Data excerpts:
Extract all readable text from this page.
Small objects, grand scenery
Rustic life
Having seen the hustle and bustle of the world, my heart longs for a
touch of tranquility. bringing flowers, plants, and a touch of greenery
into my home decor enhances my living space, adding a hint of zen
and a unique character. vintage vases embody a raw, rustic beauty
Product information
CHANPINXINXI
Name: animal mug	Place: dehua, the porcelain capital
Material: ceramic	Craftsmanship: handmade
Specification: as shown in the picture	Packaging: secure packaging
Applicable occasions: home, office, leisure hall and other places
==
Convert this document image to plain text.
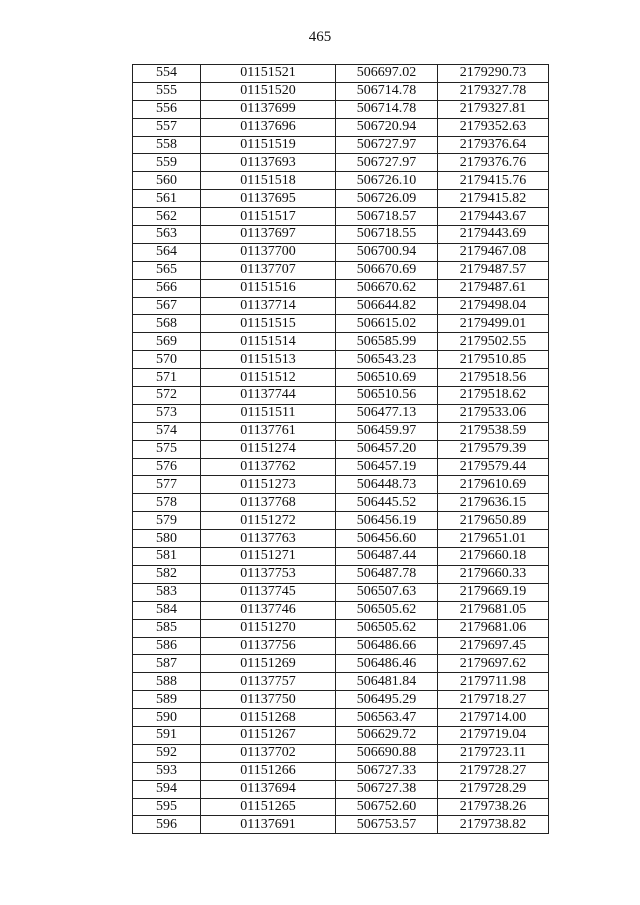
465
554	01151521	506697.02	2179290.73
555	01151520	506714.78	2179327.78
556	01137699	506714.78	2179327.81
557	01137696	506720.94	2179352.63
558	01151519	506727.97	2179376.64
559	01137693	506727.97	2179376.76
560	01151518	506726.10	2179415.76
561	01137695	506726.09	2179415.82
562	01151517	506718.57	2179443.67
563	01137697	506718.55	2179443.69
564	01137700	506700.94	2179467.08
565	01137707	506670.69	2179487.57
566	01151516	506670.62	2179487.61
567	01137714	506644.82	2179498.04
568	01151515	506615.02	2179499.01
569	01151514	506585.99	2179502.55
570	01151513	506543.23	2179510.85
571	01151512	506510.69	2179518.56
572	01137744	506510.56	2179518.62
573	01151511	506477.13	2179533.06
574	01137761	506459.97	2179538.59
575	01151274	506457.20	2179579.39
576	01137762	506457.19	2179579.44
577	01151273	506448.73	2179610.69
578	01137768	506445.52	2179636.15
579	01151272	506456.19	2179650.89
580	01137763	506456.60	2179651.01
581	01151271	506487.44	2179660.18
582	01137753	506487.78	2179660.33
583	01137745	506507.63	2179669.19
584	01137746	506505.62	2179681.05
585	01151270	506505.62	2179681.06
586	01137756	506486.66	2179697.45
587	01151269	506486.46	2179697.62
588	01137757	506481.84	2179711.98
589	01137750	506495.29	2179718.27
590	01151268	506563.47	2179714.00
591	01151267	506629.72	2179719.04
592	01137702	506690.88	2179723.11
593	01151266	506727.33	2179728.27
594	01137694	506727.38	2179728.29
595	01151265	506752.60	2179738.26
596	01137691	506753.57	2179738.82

» **Brief**: In the listing, how many lines hold "home"? Answer with a bare number.

» **Response**: 2